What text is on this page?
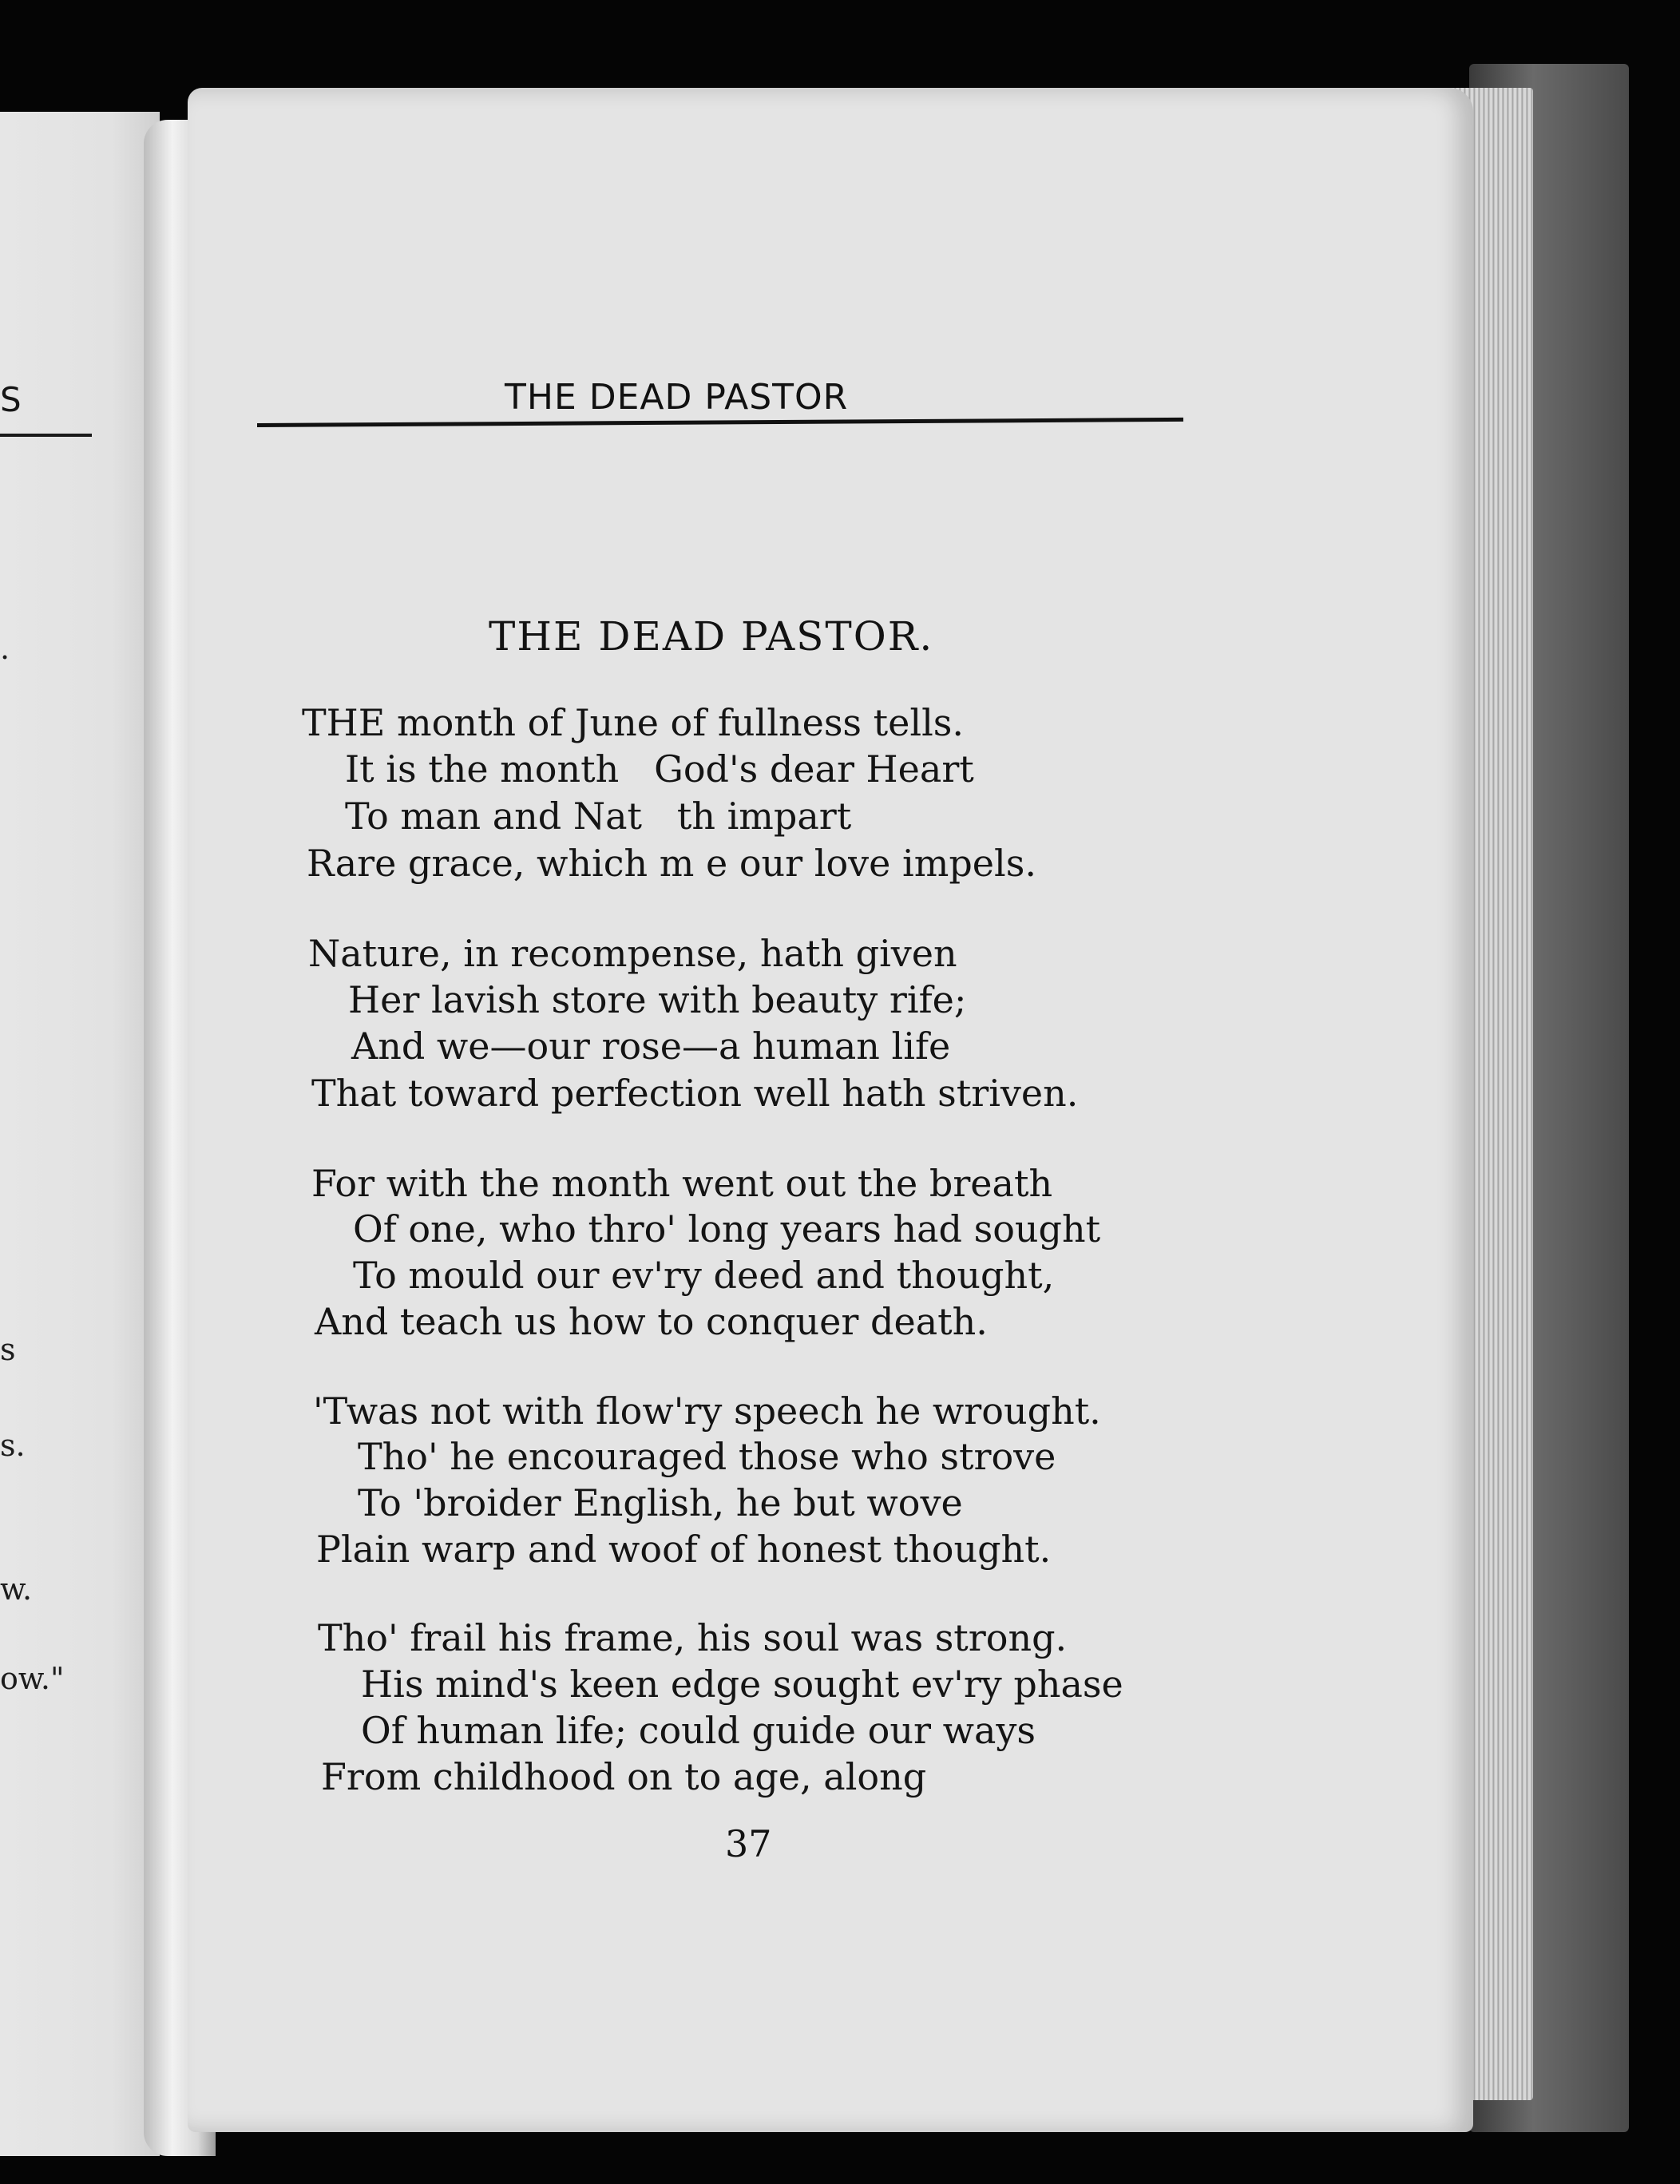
S
.
s
s.
w.
ow."
THE DEAD PASTOR
THE DEAD PASTOR.
THE month of June of fullness tells.
It is the month   God's dear Heart
To man and Nat   th impart
Rare grace, which m e our love impels.
Nature, in recompense, hath given
Her lavish store with beauty rife;
And we—our rose—a human life
That toward perfection well hath striven.
For with the month went out the breath
Of one, who thro' long years had sought
To mould our ev'ry deed and thought,
And teach us how to conquer death.
'Twas not with flow'ry speech he wrought.
Tho' he encouraged those who strove
To 'broider English, he but wove
Plain warp and woof of honest thought.
Tho' frail his frame, his soul was strong.
His mind's keen edge sought ev'ry phase
Of human life; could guide our ways
From childhood on to age, along
37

Goal:
For each line of the entries that includes "hath", show that line.

Output of the task:
Nature, in recompense, hath given
That toward perfection well hath striven.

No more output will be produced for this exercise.